--- start EXTRACTED INFORMATION ---
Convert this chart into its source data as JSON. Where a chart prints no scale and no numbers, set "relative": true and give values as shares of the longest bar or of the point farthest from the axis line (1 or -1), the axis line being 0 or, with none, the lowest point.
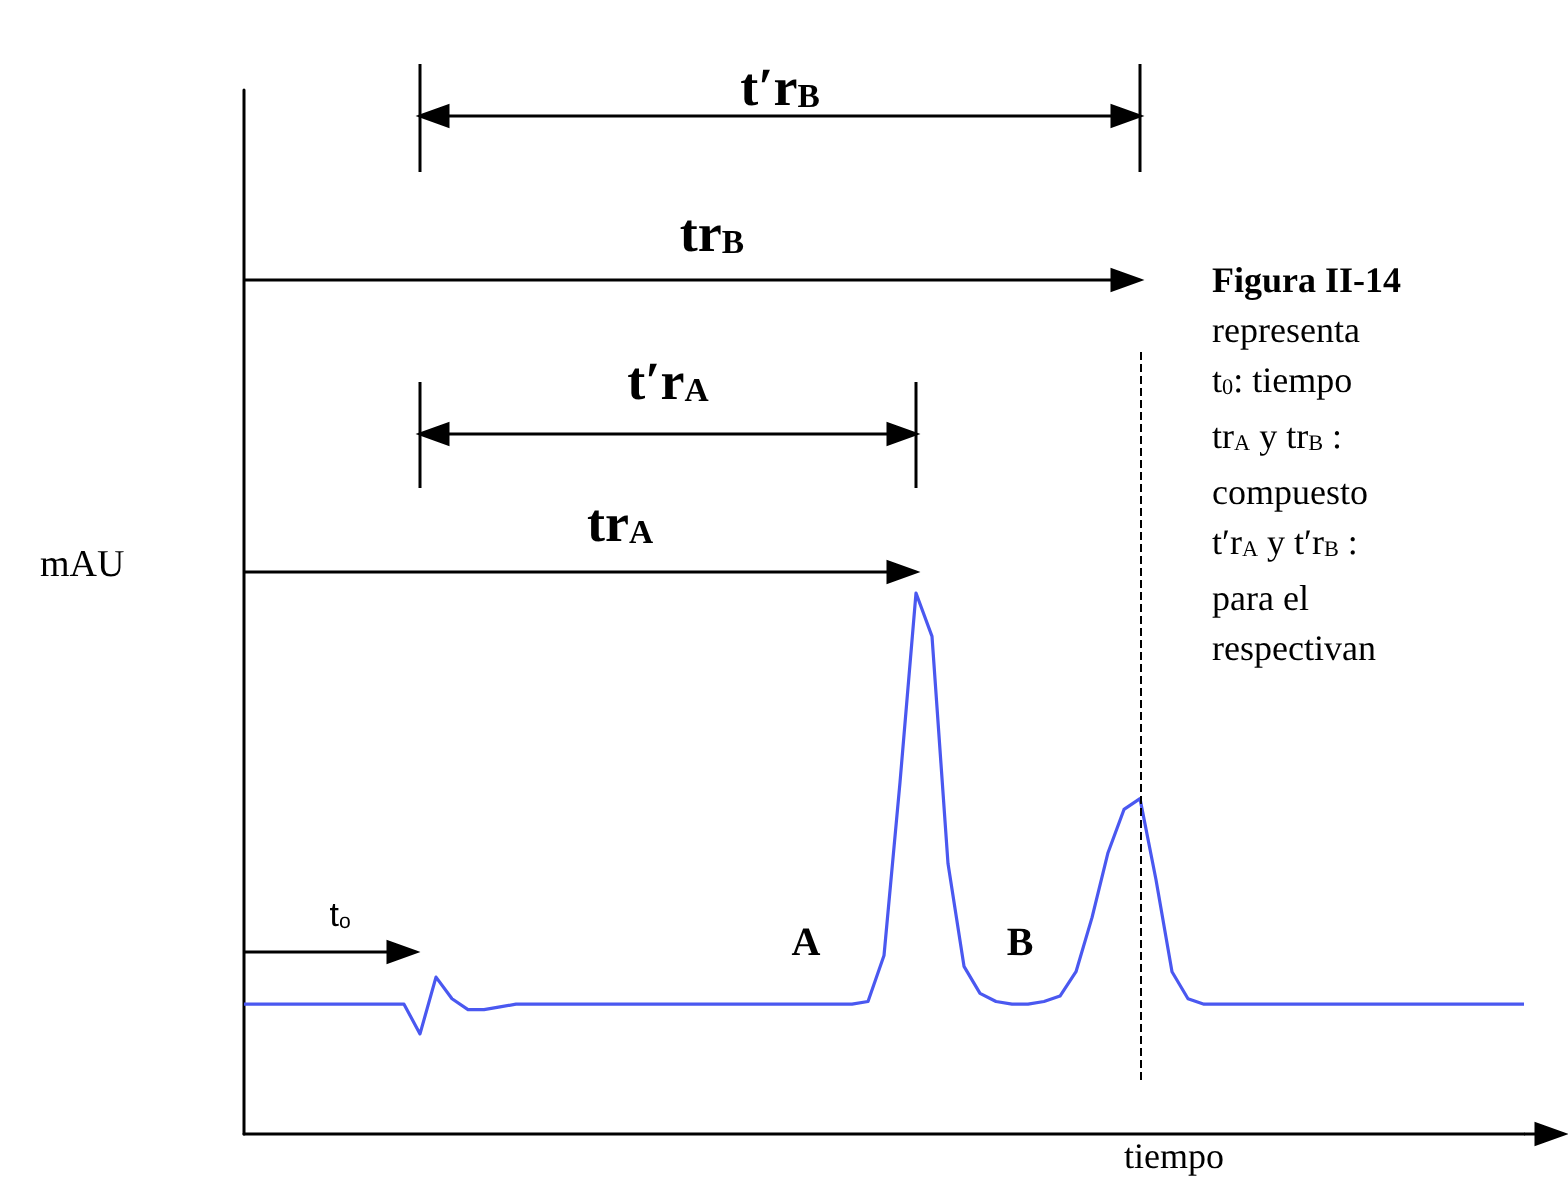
{
  "chart_data": {
    "type": "line",
    "relative": true,
    "color": "#4a58f0",
    "marker": "none",
    "line_style": "solid",
    "xlabel": "tiempo",
    "ylabel": "mAU",
    "categories": [
      null,
      null,
      null,
      null,
      null,
      null,
      null,
      null,
      null,
      null,
      null,
      null,
      null,
      null,
      null,
      null,
      null,
      null,
      null,
      null,
      null,
      null,
      null,
      null,
      null,
      null,
      null,
      null,
      null,
      null,
      null,
      null,
      null,
      null,
      null,
      null,
      null,
      null,
      null,
      null,
      null,
      null,
      null,
      null,
      null,
      null,
      null,
      null,
      null,
      null,
      null,
      null,
      null,
      null,
      null,
      null,
      null,
      null,
      null,
      null,
      null,
      null,
      null,
      null,
      null,
      null,
      null,
      null,
      null,
      null,
      null,
      null,
      null,
      null,
      null,
      null,
      null,
      null,
      null,
      null,
      null
    ],
    "values": [
      0.24,
      0.24,
      0.24,
      0.24,
      0.24,
      0.24,
      0.24,
      0.24,
      0.24,
      0.24,
      0.24,
      0.185,
      0.29,
      0.25,
      0.23,
      0.23,
      0.235,
      0.24,
      0.24,
      0.24,
      0.24,
      0.24,
      0.24,
      0.24,
      0.24,
      0.24,
      0.24,
      0.24,
      0.24,
      0.24,
      0.24,
      0.24,
      0.24,
      0.24,
      0.24,
      0.24,
      0.24,
      0.24,
      0.24,
      0.245,
      0.33,
      0.65,
      1,
      0.92,
      0.5,
      0.31,
      0.26,
      0.245,
      0.24,
      0.24,
      0.245,
      0.255,
      0.3,
      0.4,
      0.52,
      0.6,
      0.62,
      0.47,
      0.3,
      0.25,
      0.24,
      0.24,
      0.24,
      0.24,
      0.24,
      0.24,
      0.24,
      0.24,
      0.24,
      0.24,
      0.24,
      0.24,
      0.24,
      0.24,
      0.24,
      0.24,
      0.24,
      0.24,
      0.24,
      0.24,
      0.24
    ],
    "annotations": [
      "t′r$_{B}$",
      "tr$_{B}$",
      "t′r$_{A}$",
      "tr$_{A}$",
      "t$_{o}$",
      "A",
      "B",
      "Figura II-14",
      "representa",
      "t$_{0}$: tiempo",
      "tr$_{A}$ y tr$_{B}$ :",
      "compuesto",
      "t′r$_{A}$ y t′r$_{B}$ :",
      "para el",
      "respectivan"
    ]
  }
}
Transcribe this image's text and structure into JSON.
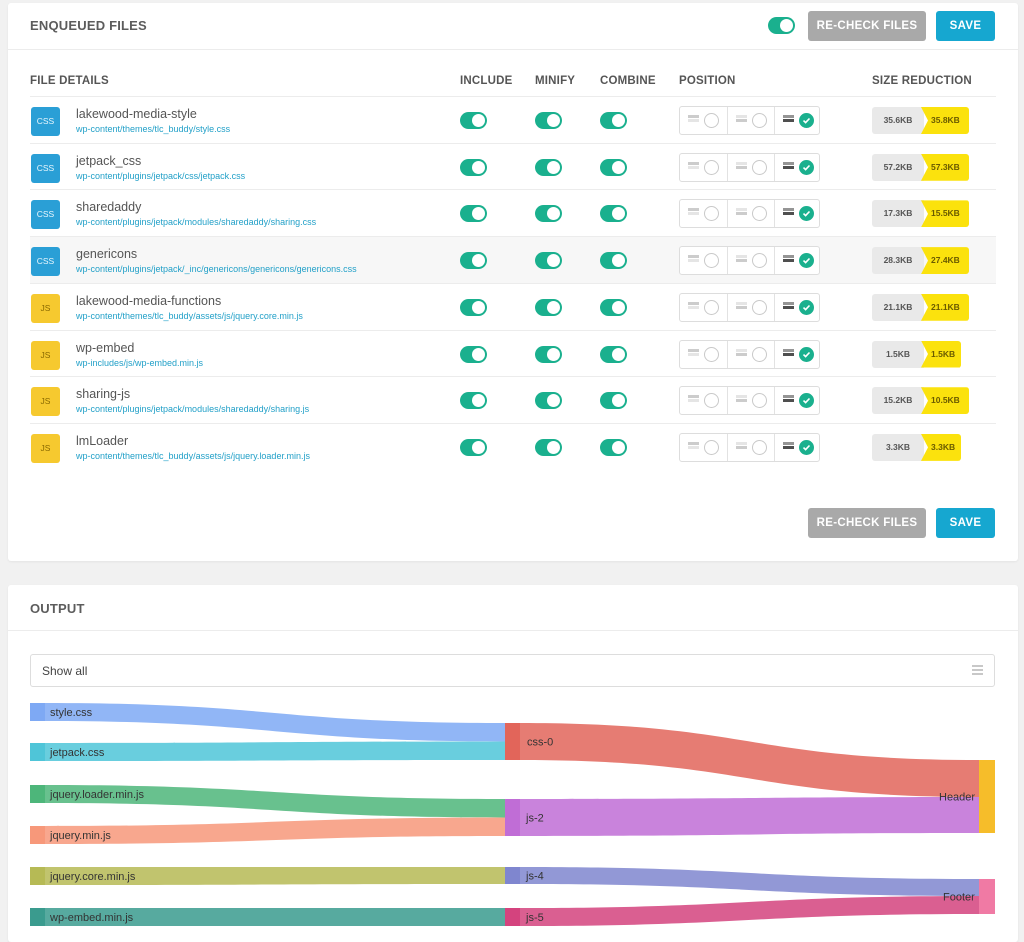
{
  "enqueued": {
    "title": "ENQUEUED FILES",
    "recheck_label": "RE-CHECK FILES",
    "save_label": "SAVE",
    "columns": {
      "file_details": "FILE DETAILS",
      "include": "INCLUDE",
      "minify": "MINIFY",
      "combine": "COMBINE",
      "position": "POSITION",
      "size_reduction": "SIZE REDUCTION"
    },
    "files": [
      {
        "type": "CSS",
        "name": "lakewood-media-style",
        "path": "wp-content/themes/tlc_buddy/style.css",
        "include": true,
        "minify": true,
        "combine": true,
        "position": "footer",
        "size_original": "35.6KB",
        "size_reduced": "35.8KB"
      },
      {
        "type": "CSS",
        "name": "jetpack_css",
        "path": "wp-content/plugins/jetpack/css/jetpack.css",
        "include": true,
        "minify": true,
        "combine": true,
        "position": "footer",
        "size_original": "57.2KB",
        "size_reduced": "57.3KB"
      },
      {
        "type": "CSS",
        "name": "sharedaddy",
        "path": "wp-content/plugins/jetpack/modules/sharedaddy/sharing.css",
        "include": true,
        "minify": true,
        "combine": true,
        "position": "footer",
        "size_original": "17.3KB",
        "size_reduced": "15.5KB"
      },
      {
        "type": "CSS",
        "name": "genericons",
        "path": "wp-content/plugins/jetpack/_inc/genericons/genericons/genericons.css",
        "include": true,
        "minify": true,
        "combine": true,
        "position": "footer",
        "size_original": "28.3KB",
        "size_reduced": "27.4KB"
      },
      {
        "type": "JS",
        "name": "lakewood-media-functions",
        "path": "wp-content/themes/tlc_buddy/assets/js/jquery.core.min.js",
        "include": true,
        "minify": true,
        "combine": true,
        "position": "footer",
        "size_original": "21.1KB",
        "size_reduced": "21.1KB"
      },
      {
        "type": "JS",
        "name": "wp-embed",
        "path": "wp-includes/js/wp-embed.min.js",
        "include": true,
        "minify": true,
        "combine": true,
        "position": "footer",
        "size_original": "1.5KB",
        "size_reduced": "1.5KB"
      },
      {
        "type": "JS",
        "name": "sharing-js",
        "path": "wp-content/plugins/jetpack/modules/sharedaddy/sharing.js",
        "include": true,
        "minify": true,
        "combine": true,
        "position": "footer",
        "size_original": "15.2KB",
        "size_reduced": "10.5KB"
      },
      {
        "type": "JS",
        "name": "lmLoader",
        "path": "wp-content/themes/tlc_buddy/assets/js/jquery.loader.min.js",
        "include": true,
        "minify": true,
        "combine": true,
        "position": "footer",
        "size_original": "3.3KB",
        "size_reduced": "3.3KB"
      }
    ]
  },
  "output": {
    "title": "OUTPUT",
    "filter_label": "Show all",
    "sources": [
      {
        "label": "style.css",
        "color": "#7ea9f4"
      },
      {
        "label": "jetpack.css",
        "color": "#4fc5d8"
      },
      {
        "label": "jquery.loader.min.js",
        "color": "#4db67a"
      },
      {
        "label": "jquery.min.js",
        "color": "#f7987a"
      },
      {
        "label": "jquery.core.min.js",
        "color": "#b6ba55"
      },
      {
        "label": "wp-embed.min.js",
        "color": "#3a9b8e"
      }
    ],
    "groups": [
      {
        "label": "css-0",
        "color": "#e2655a"
      },
      {
        "label": "js-2",
        "color": "#c06dd6"
      },
      {
        "label": "js-4",
        "color": "#7f86cf"
      },
      {
        "label": "js-5",
        "color": "#d4437e"
      }
    ],
    "targets": [
      {
        "label": "Header",
        "color": "#f6bd2a"
      },
      {
        "label": "Footer",
        "color": "#f07aa4"
      }
    ]
  }
}
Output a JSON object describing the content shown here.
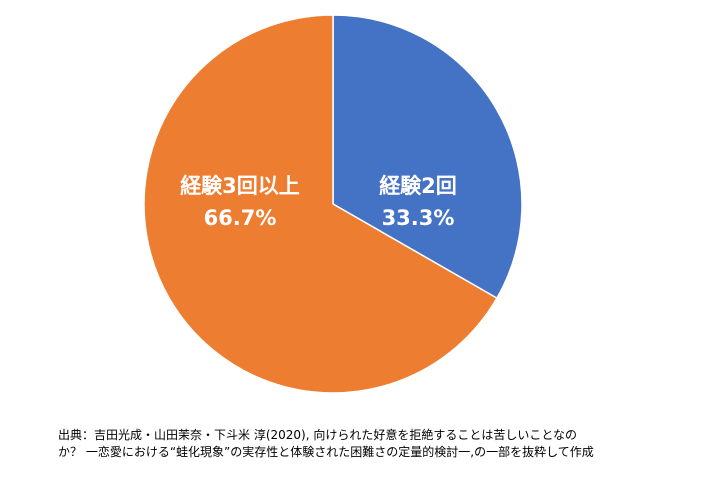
{
  "chart_data": {
    "type": "pie",
    "categories": [
      "経験2回",
      "経験3回以上"
    ],
    "values": [
      33.3,
      66.7
    ],
    "value_labels": [
      "33.3%",
      "66.7%"
    ],
    "colors": [
      "#4472c4",
      "#ed7d31"
    ],
    "start_angle": "12 o'clock",
    "direction": "clockwise",
    "legend": "none"
  },
  "source": {
    "line1": "出典：吉田光成・山田茉奈・下斗米 淳(2020), 向けられた好意を拒絶することは苦しいことなの",
    "line2": "か？ 一恋愛における“蛙化現象”の実存性と体験された困難さの定量的検討一,の一部を抜粋して作成"
  }
}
--- end EXTRACTED INFORMATION ---
YOUR GOAL: Make a verbatim copy of all the entries and strip out the pictures.

RESULT OF THE TASK:
Convert this chart into its source data as JSON. Where a chart prints no scale and no numbers, set "relative": true and give values as shares of the longest bar or of the point farthest from the axis line (1 or -1), the axis line being 0 or, with none, the lowest point.
{
  "chart_data": {
    "type": "line",
    "relative": true,
    "color": "#4a58f0",
    "marker": "none",
    "line_style": "solid",
    "xlabel": "tiempo",
    "ylabel": "mAU",
    "categories": [
      null,
      null,
      null,
      null,
      null,
      null,
      null,
      null,
      null,
      null,
      null,
      null,
      null,
      null,
      null,
      null,
      null,
      null,
      null,
      null,
      null,
      null,
      null,
      null,
      null,
      null,
      null,
      null,
      null,
      null,
      null,
      null,
      null,
      null,
      null,
      null,
      null,
      null,
      null,
      null,
      null,
      null,
      null,
      null,
      null,
      null,
      null,
      null,
      null,
      null,
      null,
      null,
      null,
      null,
      null,
      null,
      null,
      null,
      null,
      null,
      null,
      null,
      null,
      null,
      null,
      null,
      null,
      null,
      null,
      null,
      null,
      null,
      null,
      null,
      null,
      null,
      null,
      null,
      null,
      null,
      null
    ],
    "values": [
      0.24,
      0.24,
      0.24,
      0.24,
      0.24,
      0.24,
      0.24,
      0.24,
      0.24,
      0.24,
      0.24,
      0.185,
      0.29,
      0.25,
      0.23,
      0.23,
      0.235,
      0.24,
      0.24,
      0.24,
      0.24,
      0.24,
      0.24,
      0.24,
      0.24,
      0.24,
      0.24,
      0.24,
      0.24,
      0.24,
      0.24,
      0.24,
      0.24,
      0.24,
      0.24,
      0.24,
      0.24,
      0.24,
      0.24,
      0.245,
      0.33,
      0.65,
      1,
      0.92,
      0.5,
      0.31,
      0.26,
      0.245,
      0.24,
      0.24,
      0.245,
      0.255,
      0.3,
      0.4,
      0.52,
      0.6,
      0.62,
      0.47,
      0.3,
      0.25,
      0.24,
      0.24,
      0.24,
      0.24,
      0.24,
      0.24,
      0.24,
      0.24,
      0.24,
      0.24,
      0.24,
      0.24,
      0.24,
      0.24,
      0.24,
      0.24,
      0.24,
      0.24,
      0.24,
      0.24,
      0.24
    ],
    "annotations": [
      "t′r$_{B}$",
      "tr$_{B}$",
      "t′r$_{A}$",
      "tr$_{A}$",
      "t$_{o}$",
      "A",
      "B",
      "Figura II-14",
      "representa",
      "t$_{0}$: tiempo",
      "tr$_{A}$ y tr$_{B}$ :",
      "compuesto",
      "t′r$_{A}$ y t′r$_{B}$ :",
      "para el",
      "respectivan"
    ]
  }
}
Transcribe this image's text and structure into JSON.
{
  "enqueued": {
    "title": "ENQUEUED FILES",
    "recheck_label": "RE-CHECK FILES",
    "save_label": "SAVE",
    "columns": {
      "file_details": "FILE DETAILS",
      "include": "INCLUDE",
      "minify": "MINIFY",
      "combine": "COMBINE",
      "position": "POSITION",
      "size_reduction": "SIZE REDUCTION"
    },
    "files": [
      {
        "type": "CSS",
        "name": "lakewood-media-style",
        "path": "wp-content/themes/tlc_buddy/style.css",
        "include": true,
        "minify": true,
        "combine": true,
        "position": "footer",
        "size_original": "35.6KB",
        "size_reduced": "35.8KB"
      },
      {
        "type": "CSS",
        "name": "jetpack_css",
        "path": "wp-content/plugins/jetpack/css/jetpack.css",
        "include": true,
        "minify": true,
        "combine": true,
        "position": "footer",
        "size_original": "57.2KB",
        "size_reduced": "57.3KB"
      },
      {
        "type": "CSS",
        "name": "sharedaddy",
        "path": "wp-content/plugins/jetpack/modules/sharedaddy/sharing.css",
        "include": true,
        "minify": true,
        "combine": true,
        "position": "footer",
        "size_original": "17.3KB",
        "size_reduced": "15.5KB"
      },
      {
        "type": "CSS",
        "name": "genericons",
        "path": "wp-content/plugins/jetpack/_inc/genericons/genericons/genericons.css",
        "include": true,
        "minify": true,
        "combine": true,
        "position": "footer",
        "size_original": "28.3KB",
        "size_reduced": "27.4KB"
      },
      {
        "type": "JS",
        "name": "lakewood-media-functions",
        "path": "wp-content/themes/tlc_buddy/assets/js/jquery.core.min.js",
        "include": true,
        "minify": true,
        "combine": true,
        "position": "footer",
        "size_original": "21.1KB",
        "size_reduced": "21.1KB"
      },
      {
        "type": "JS",
        "name": "wp-embed",
        "path": "wp-includes/js/wp-embed.min.js",
        "include": true,
        "minify": true,
        "combine": true,
        "position": "footer",
        "size_original": "1.5KB",
        "size_reduced": "1.5KB"
      },
      {
        "type": "JS",
        "name": "sharing-js",
        "path": "wp-content/plugins/jetpack/modules/sharedaddy/sharing.js",
        "include": true,
        "minify": true,
        "combine": true,
        "position": "footer",
        "size_original": "15.2KB",
        "size_reduced": "10.5KB"
      },
      {
        "type": "JS",
        "name": "lmLoader",
        "path": "wp-content/themes/tlc_buddy/assets/js/jquery.loader.min.js",
        "include": true,
        "minify": true,
        "combine": true,
        "position": "footer",
        "size_original": "3.3KB",
        "size_reduced": "3.3KB"
      }
    ]
  },
  "output": {
    "title": "OUTPUT",
    "filter_label": "Show all",
    "sources": [
      {
        "label": "style.css",
        "color": "#7ea9f4"
      },
      {
        "label": "jetpack.css",
        "color": "#4fc5d8"
      },
      {
        "label": "jquery.loader.min.js",
        "color": "#4db67a"
      },
      {
        "label": "jquery.min.js",
        "color": "#f7987a"
      },
      {
        "label": "jquery.core.min.js",
        "color": "#b6ba55"
      },
      {
        "label": "wp-embed.min.js",
        "color": "#3a9b8e"
      }
    ],
    "groups": [
      {
        "label": "css-0",
        "color": "#e2655a"
      },
      {
        "label": "js-2",
        "color": "#c06dd6"
      },
      {
        "label": "js-4",
        "color": "#7f86cf"
      },
      {
        "label": "js-5",
        "color": "#d4437e"
      }
    ],
    "targets": [
      {
        "label": "Header",
        "color": "#f6bd2a"
      },
      {
        "label": "Footer",
        "color": "#f07aa4"
      }
    ]
  }
}
Output a JSON object describing the content shown here.
{
  "chart_data": {
    "type": "pie",
    "categories": [
      "経験2回",
      "経験3回以上"
    ],
    "values": [
      33.3,
      66.7
    ],
    "value_labels": [
      "33.3%",
      "66.7%"
    ],
    "colors": [
      "#4472c4",
      "#ed7d31"
    ],
    "start_angle": "12 o'clock",
    "direction": "clockwise",
    "legend": "none"
  },
  "source": {
    "line1": "出典：吉田光成・山田茉奈・下斗米 淳(2020), 向けられた好意を拒絶することは苦しいことなの",
    "line2": "か？ 一恋愛における“蛙化現象”の実存性と体験された困難さの定量的検討一,の一部を抜粋して作成"
  }
}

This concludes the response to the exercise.